> GOAL
Quote each record exactly, please, leaving none out.

━━━━━ DATASET RECORDS

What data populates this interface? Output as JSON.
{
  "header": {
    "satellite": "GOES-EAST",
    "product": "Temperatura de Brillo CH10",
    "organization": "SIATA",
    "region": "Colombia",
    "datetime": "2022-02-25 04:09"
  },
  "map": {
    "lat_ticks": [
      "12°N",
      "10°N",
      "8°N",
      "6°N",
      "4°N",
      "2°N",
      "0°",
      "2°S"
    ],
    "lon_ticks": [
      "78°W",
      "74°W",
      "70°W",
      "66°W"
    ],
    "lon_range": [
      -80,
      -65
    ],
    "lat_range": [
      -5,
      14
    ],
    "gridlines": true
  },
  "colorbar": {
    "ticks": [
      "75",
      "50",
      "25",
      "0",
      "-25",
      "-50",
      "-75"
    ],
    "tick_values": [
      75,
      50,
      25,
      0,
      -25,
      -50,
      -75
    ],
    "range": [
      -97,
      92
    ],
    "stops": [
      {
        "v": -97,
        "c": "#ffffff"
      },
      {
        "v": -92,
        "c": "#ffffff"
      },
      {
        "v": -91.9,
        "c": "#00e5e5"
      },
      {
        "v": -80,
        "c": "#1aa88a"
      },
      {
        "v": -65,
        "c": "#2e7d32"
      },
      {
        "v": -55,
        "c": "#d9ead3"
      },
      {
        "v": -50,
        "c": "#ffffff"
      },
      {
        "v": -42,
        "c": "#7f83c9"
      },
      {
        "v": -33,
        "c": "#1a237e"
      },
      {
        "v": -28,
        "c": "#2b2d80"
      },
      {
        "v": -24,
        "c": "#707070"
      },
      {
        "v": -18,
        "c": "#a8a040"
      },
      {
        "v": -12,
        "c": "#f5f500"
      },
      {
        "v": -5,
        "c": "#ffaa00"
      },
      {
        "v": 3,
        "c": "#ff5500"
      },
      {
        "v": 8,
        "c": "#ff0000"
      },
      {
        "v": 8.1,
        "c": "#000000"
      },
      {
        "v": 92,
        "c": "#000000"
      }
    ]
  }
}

━━━━━━━━━━

> ANSWER FOR THIS EXERCISE
What data populates this interface? Output as JSON.
{
  "header": {
    "satellite": "GOES-EAST",
    "product": "Temperatura de Brillo CH10",
    "organization": "SIATA",
    "region": "Colombia",
    "datetime": "2022-02-25 04:09"
  },
  "map": {
    "lat_ticks": [
      "12°N",
      "10°N",
      "8°N",
      "6°N",
      "4°N",
      "2°N",
      "0°",
      "2°S"
    ],
    "lon_ticks": [
      "78°W",
      "74°W",
      "70°W",
      "66°W"
    ],
    "lon_range": [
      -80,
      -65
    ],
    "lat_range": [
      -5,
      14
    ],
    "gridlines": true
  },
  "colorbar": {
    "ticks": [
      "75",
      "50",
      "25",
      "0",
      "-25",
      "-50",
      "-75"
    ],
    "tick_values": [
      75,
      50,
      25,
      0,
      -25,
      -50,
      -75
    ],
    "range": [
      -97,
      92
    ],
    "stops": [
      {
        "v": -97,
        "c": "#ffffff"
      },
      {
        "v": -92,
        "c": "#ffffff"
      },
      {
        "v": -91.9,
        "c": "#00e5e5"
      },
      {
        "v": -80,
        "c": "#1aa88a"
      },
      {
        "v": -65,
        "c": "#2e7d32"
      },
      {
        "v": -55,
        "c": "#d9ead3"
      },
      {
        "v": -50,
        "c": "#ffffff"
      },
      {
        "v": -42,
        "c": "#7f83c9"
      },
      {
        "v": -33,
        "c": "#1a237e"
      },
      {
        "v": -28,
        "c": "#2b2d80"
      },
      {
        "v": -24,
        "c": "#707070"
      },
      {
        "v": -18,
        "c": "#a8a040"
      },
      {
        "v": -12,
        "c": "#f5f500"
      },
      {
        "v": -5,
        "c": "#ffaa00"
      },
      {
        "v": 3,
        "c": "#ff5500"
      },
      {
        "v": 8,
        "c": "#ff0000"
      },
      {
        "v": 8.1,
        "c": "#000000"
      },
      {
        "v": 92,
        "c": "#000000"
      }
    ]
  }
}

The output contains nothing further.